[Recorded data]
________________________

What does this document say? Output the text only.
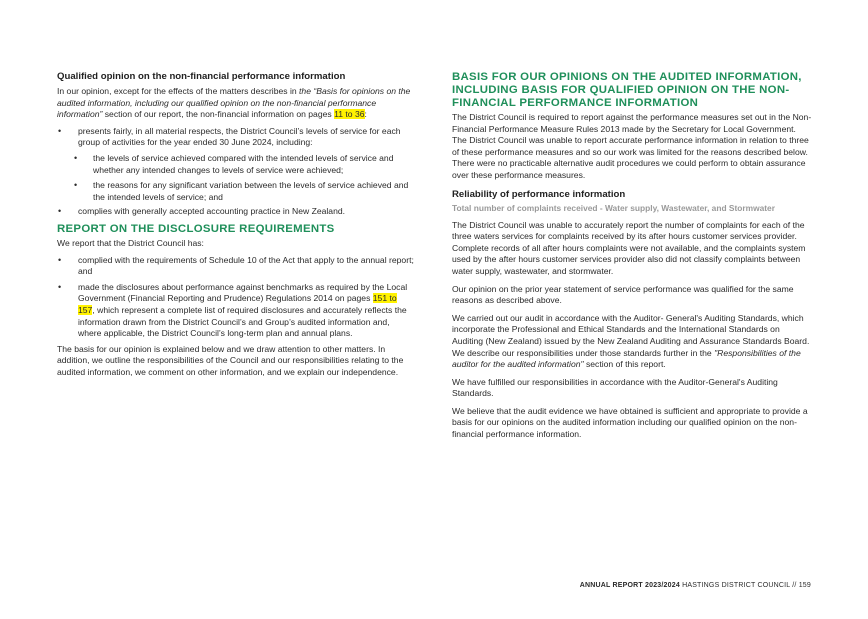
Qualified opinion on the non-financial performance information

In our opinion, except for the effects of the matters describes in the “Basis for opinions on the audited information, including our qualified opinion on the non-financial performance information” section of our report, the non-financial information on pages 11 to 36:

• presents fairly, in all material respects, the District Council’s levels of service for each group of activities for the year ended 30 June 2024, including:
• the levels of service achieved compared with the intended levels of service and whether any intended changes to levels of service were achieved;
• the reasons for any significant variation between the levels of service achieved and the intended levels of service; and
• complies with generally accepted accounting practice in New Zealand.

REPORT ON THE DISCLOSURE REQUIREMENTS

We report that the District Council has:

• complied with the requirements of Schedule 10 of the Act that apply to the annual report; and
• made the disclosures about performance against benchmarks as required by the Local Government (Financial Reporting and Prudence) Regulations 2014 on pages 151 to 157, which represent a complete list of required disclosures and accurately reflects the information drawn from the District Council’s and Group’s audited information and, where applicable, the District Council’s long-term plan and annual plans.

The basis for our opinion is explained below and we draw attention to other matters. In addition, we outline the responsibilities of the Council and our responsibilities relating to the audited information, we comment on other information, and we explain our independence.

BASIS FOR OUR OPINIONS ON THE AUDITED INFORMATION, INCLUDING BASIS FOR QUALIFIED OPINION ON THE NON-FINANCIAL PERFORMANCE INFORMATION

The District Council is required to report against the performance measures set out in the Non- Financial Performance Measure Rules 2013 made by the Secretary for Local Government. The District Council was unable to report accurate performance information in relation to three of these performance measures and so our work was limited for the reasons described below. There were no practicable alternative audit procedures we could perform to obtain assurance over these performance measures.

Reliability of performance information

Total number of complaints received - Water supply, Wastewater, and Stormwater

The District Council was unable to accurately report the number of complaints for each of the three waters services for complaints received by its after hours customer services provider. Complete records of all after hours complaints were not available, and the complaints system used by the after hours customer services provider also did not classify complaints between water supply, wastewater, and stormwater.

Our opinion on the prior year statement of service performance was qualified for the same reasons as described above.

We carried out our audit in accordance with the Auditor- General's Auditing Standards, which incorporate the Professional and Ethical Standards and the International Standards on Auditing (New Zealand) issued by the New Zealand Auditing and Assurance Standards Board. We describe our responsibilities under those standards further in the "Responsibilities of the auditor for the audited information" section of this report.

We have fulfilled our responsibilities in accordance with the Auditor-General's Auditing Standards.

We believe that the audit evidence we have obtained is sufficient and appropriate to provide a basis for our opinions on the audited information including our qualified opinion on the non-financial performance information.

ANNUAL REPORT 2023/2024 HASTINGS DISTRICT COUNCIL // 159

________________________

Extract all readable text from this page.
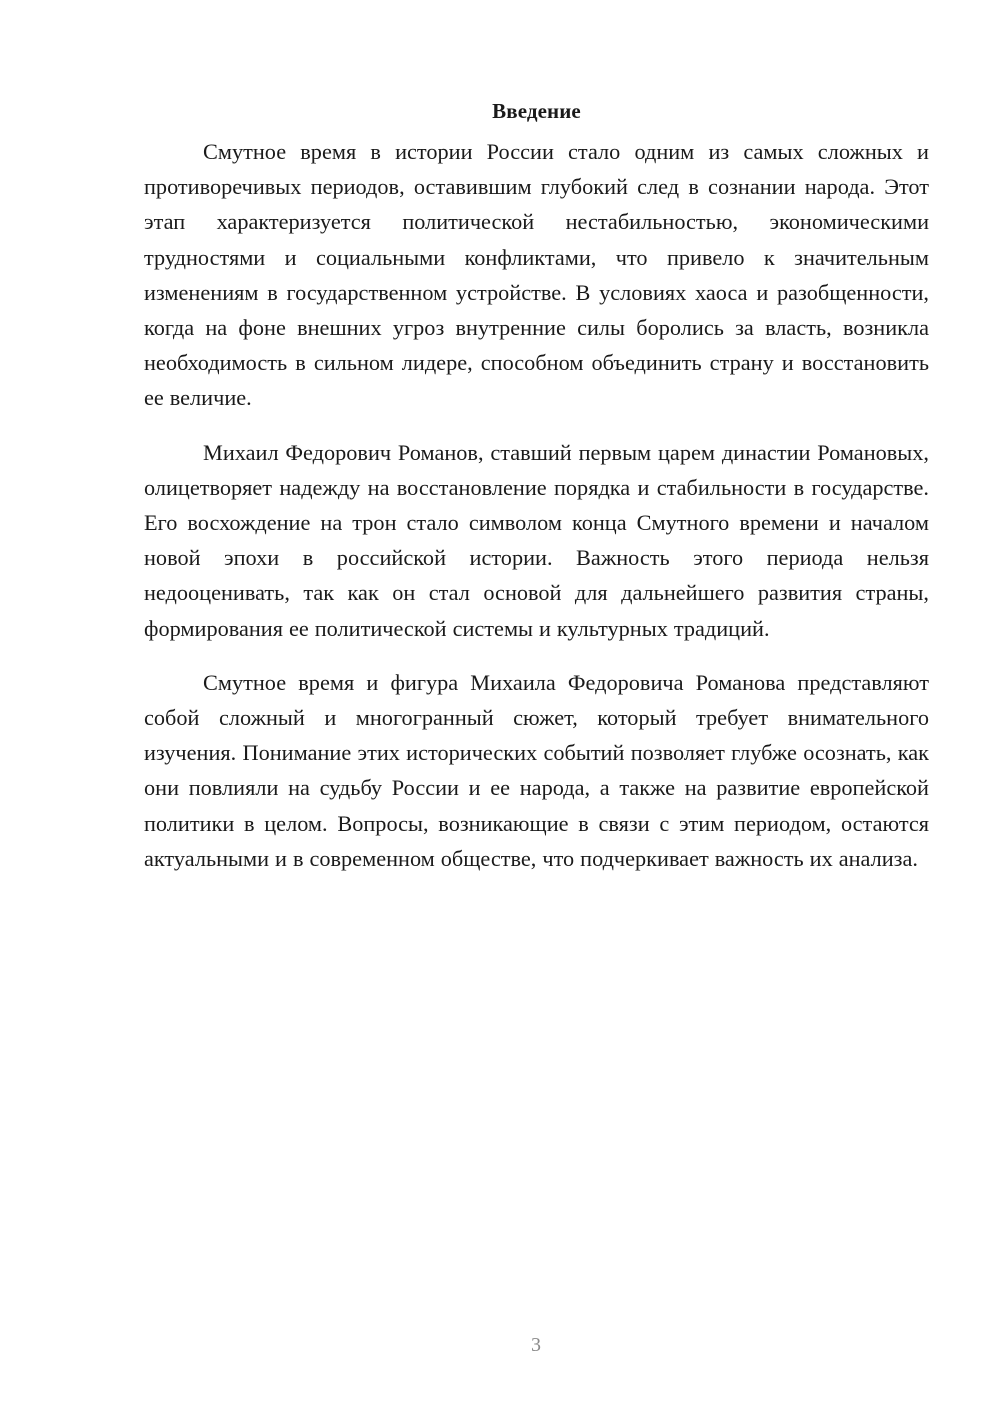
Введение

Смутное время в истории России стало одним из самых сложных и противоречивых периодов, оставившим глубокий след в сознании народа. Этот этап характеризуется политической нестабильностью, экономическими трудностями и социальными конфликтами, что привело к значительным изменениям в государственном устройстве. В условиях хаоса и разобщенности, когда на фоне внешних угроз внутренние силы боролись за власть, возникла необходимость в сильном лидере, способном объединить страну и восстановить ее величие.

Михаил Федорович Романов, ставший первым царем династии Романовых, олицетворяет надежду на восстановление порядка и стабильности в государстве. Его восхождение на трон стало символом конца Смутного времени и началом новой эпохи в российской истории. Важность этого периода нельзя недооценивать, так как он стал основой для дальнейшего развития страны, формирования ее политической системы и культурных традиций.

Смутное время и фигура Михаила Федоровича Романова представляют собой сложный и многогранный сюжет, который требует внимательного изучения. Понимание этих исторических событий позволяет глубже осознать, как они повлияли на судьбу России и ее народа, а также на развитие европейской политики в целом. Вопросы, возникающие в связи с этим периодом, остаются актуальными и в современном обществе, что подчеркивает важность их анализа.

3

________________________

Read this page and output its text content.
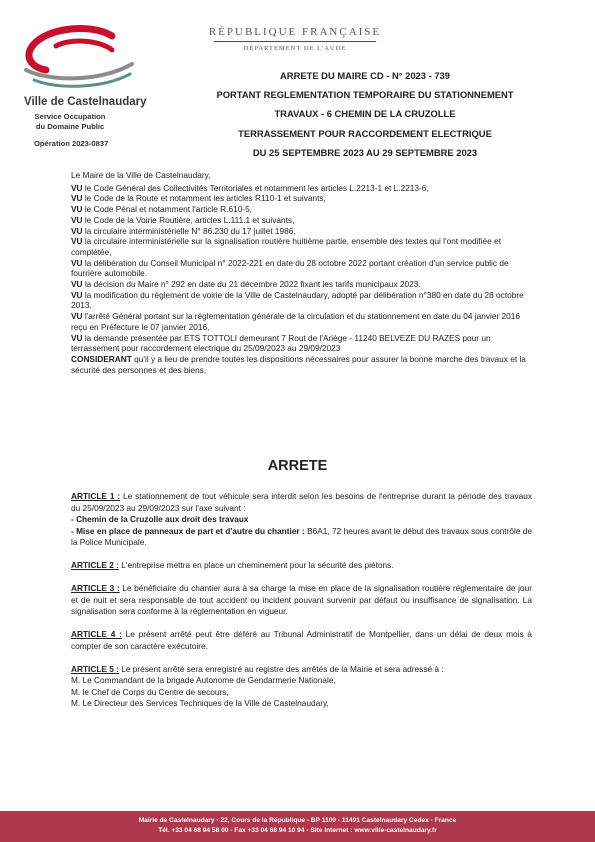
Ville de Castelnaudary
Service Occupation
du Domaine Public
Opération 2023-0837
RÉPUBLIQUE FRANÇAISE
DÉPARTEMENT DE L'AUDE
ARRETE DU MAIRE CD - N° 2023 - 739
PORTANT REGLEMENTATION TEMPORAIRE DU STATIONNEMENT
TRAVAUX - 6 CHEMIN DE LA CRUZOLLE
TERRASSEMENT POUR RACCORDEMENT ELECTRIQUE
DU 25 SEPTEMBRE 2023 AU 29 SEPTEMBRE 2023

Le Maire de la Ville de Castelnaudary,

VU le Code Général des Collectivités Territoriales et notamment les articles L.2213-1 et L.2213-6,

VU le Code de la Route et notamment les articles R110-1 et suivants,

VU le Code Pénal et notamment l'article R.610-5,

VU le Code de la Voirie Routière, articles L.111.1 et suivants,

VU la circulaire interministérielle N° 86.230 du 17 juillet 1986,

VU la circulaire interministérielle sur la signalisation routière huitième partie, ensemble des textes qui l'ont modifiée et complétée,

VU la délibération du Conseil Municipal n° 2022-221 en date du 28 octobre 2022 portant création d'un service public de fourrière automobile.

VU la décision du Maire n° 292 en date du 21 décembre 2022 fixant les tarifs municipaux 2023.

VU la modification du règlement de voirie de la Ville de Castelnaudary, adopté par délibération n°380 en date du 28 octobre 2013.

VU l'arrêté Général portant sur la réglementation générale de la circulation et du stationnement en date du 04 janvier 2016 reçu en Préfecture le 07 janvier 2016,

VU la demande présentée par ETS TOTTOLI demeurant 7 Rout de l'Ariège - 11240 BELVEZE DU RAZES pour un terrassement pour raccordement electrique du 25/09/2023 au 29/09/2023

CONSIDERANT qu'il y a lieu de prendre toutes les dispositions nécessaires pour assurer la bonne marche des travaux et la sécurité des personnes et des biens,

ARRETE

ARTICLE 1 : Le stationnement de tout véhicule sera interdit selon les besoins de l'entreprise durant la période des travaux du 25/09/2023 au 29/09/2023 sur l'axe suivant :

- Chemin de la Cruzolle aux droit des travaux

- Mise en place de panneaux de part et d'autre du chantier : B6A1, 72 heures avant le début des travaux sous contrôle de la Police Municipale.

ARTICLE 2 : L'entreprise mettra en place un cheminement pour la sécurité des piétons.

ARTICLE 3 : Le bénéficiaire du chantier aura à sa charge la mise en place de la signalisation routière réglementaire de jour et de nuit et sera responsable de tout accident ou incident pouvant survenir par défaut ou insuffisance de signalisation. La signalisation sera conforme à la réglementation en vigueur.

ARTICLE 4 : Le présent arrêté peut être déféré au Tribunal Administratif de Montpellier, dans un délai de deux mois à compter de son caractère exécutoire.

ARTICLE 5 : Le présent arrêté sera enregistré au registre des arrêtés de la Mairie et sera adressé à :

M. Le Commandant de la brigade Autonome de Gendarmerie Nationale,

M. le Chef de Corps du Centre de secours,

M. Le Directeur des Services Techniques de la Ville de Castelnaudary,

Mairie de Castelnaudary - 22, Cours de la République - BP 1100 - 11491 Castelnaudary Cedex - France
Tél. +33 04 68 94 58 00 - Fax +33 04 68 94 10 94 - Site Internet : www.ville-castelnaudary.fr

________________________

_To do:_ List the lines of the material in which the word "number" occurs.

_Solution:_
Total number of complaints received - Water supply, Wastewater, and Stormwater
The District Council was unable to accurately report the number of complaints for each of the three waters services for complaints received by its after hours customer services provider. Complete records of all after hours complaints were not available, and the complaints system used by the after hours customer services provider also did not classify complaints between water supply, wastewater, and stormwater.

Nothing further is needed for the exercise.